--- Start Material for the task ---
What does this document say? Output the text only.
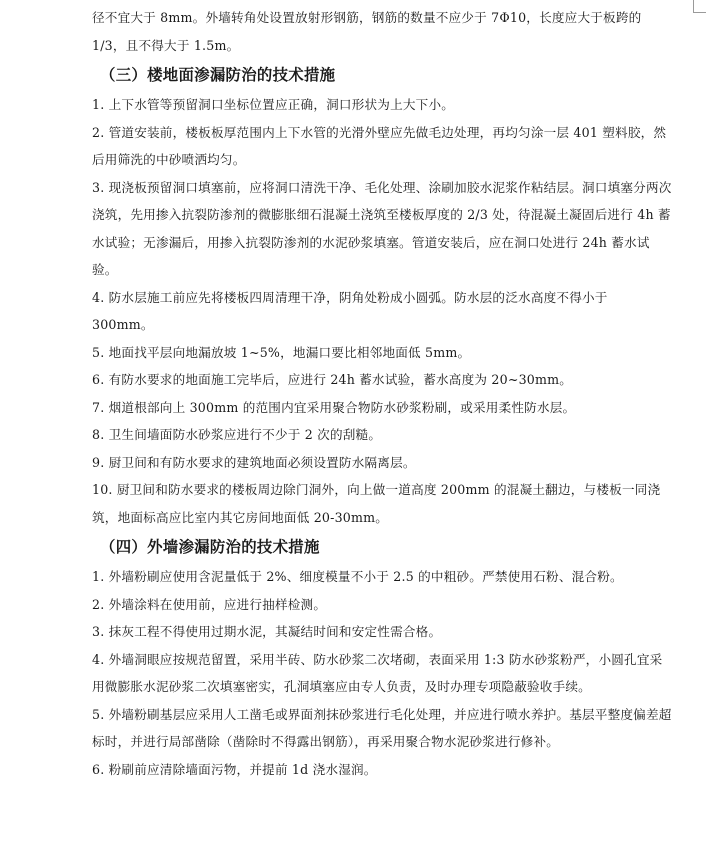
径不宜大于 8mm。外墙转角处设置放射形钢筋，钢筋的数量不应少于 7Φ10，长度应大于板跨的 1/3，且不得大于 1.5m。

（三）楼地面渗漏防治的技术措施

1. 上下水管等预留洞口坐标位置应正确，洞口形状为上大下小。

2. 管道安装前，楼板板厚范围内上下水管的光滑外壁应先做毛边处理，再均匀涂一层 401 塑料胶，然后用筛洗的中砂喷洒均匀。

3. 现浇板预留洞口填塞前，应将洞口清洗干净、毛化处理、涂刷加胶水泥浆作粘结层。洞口填塞分两次浇筑，先用掺入抗裂防渗剂的微膨胀细石混凝土浇筑至楼板厚度的 2/3 处，待混凝土凝固后进行 4h 蓄水试验；无渗漏后，用掺入抗裂防渗剂的水泥砂浆填塞。管道安装后，应在洞口处进行 24h 蓄水试验。

4. 防水层施工前应先将楼板四周清理干净，阴角处粉成小圆弧。防水层的泛水高度不得小于 300mm。

5. 地面找平层向地漏放坡 1~5%，地漏口要比相邻地面低 5mm。

6. 有防水要求的地面施工完毕后，应进行 24h 蓄水试验，蓄水高度为 20~30mm。

7. 烟道根部向上 300mm 的范围内宜采用聚合物防水砂浆粉刷，或采用柔性防水层。

8. 卫生间墙面防水砂浆应进行不少于 2 次的刮糙。

9. 厨卫间和有防水要求的建筑地面必须设置防水隔离层。

10. 厨卫间和防水要求的楼板周边除门洞外，向上做一道高度 200mm 的混凝土翻边，与楼板一同浇筑，地面标高应比室内其它房间地面低 20-30mm。

（四）外墙渗漏防治的技术措施

1. 外墙粉刷应使用含泥量低于 2%、细度模量不小于 2.5 的中粗砂。严禁使用石粉、混合粉。

2. 外墙涂料在使用前，应进行抽样检测。

3. 抹灰工程不得使用过期水泥，其凝结时间和安定性需合格。

4. 外墙洞眼应按规范留置，采用半砖、防水砂浆二次堵砌，表面采用 1:3 防水砂浆粉严，小圆孔宜采用微膨胀水泥砂浆二次填塞密实，孔洞填塞应由专人负责，及时办理专项隐蔽验收手续。

5. 外墙粉刷基层应采用人工凿毛或界面剂抹砂浆进行毛化处理，并应进行喷水养护。基层平整度偏差超标时，并进行局部凿除（凿除时不得露出钢筋），再采用聚合物水泥砂浆进行修补。

6. 粉刷前应清除墙面污物，并提前 1d 浇水湿润。
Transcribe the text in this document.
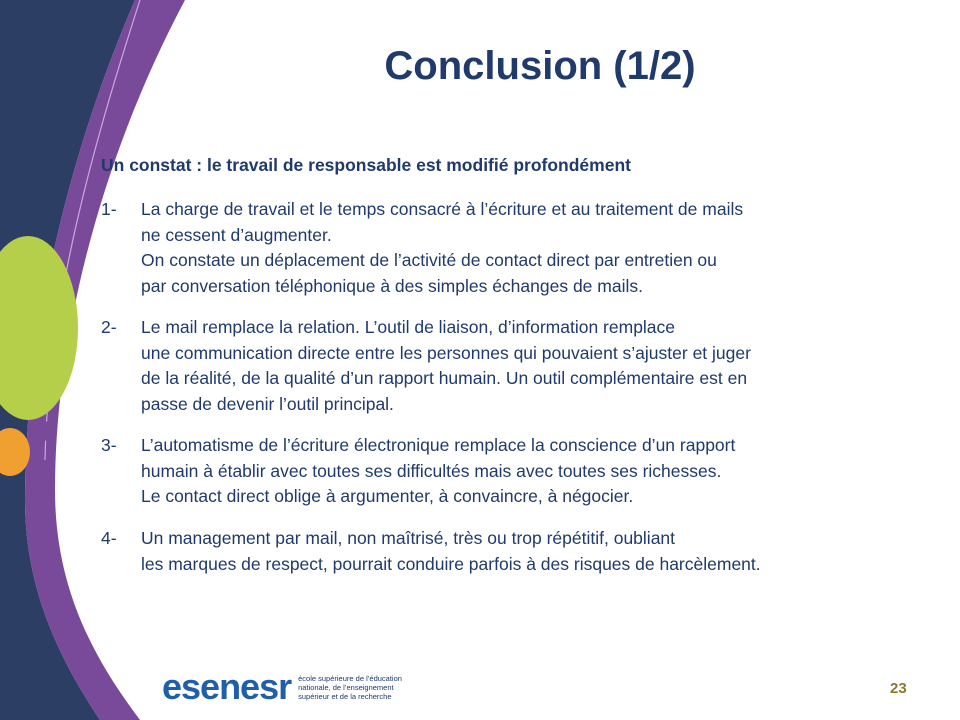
Conclusion (1/2)
Un constat : le travail de responsable est modifié profondément
1- La charge de travail et le temps consacré à l’écriture et au traitement de mails
ne cessent d’augmenter.
On constate un déplacement de l’activité de contact direct par entretien ou
par conversation téléphonique à des simples échanges de mails.
2- Le mail remplace la relation. L’outil de liaison, d’information remplace
une communication directe entre les personnes qui pouvaient s’ajuster et juger
de la réalité, de la qualité d’un rapport humain. Un outil complémentaire est en
passe de devenir l’outil principal.
3- L’automatisme de l’écriture électronique remplace la conscience d’un rapport
humain à établir avec toutes ses difficultés mais avec toutes ses richesses.
Le contact direct oblige à argumenter, à convaincre, à négocier.
4- Un management par mail, non maîtrisé, très ou trop répétitif, oubliant
les marques de respect, pourrait conduire parfois à des risques de harcèlement.
esenesr école supérieure de l’éducation
nationale, de l’enseignement
supérieur et de la recherche	23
--- End Material for the task ---
▶ _To be done_: Which lines contain the word "this"? Copy each one.

▶ _The result_:
What does this document say? Output the text only.
Transcribe the text in this document.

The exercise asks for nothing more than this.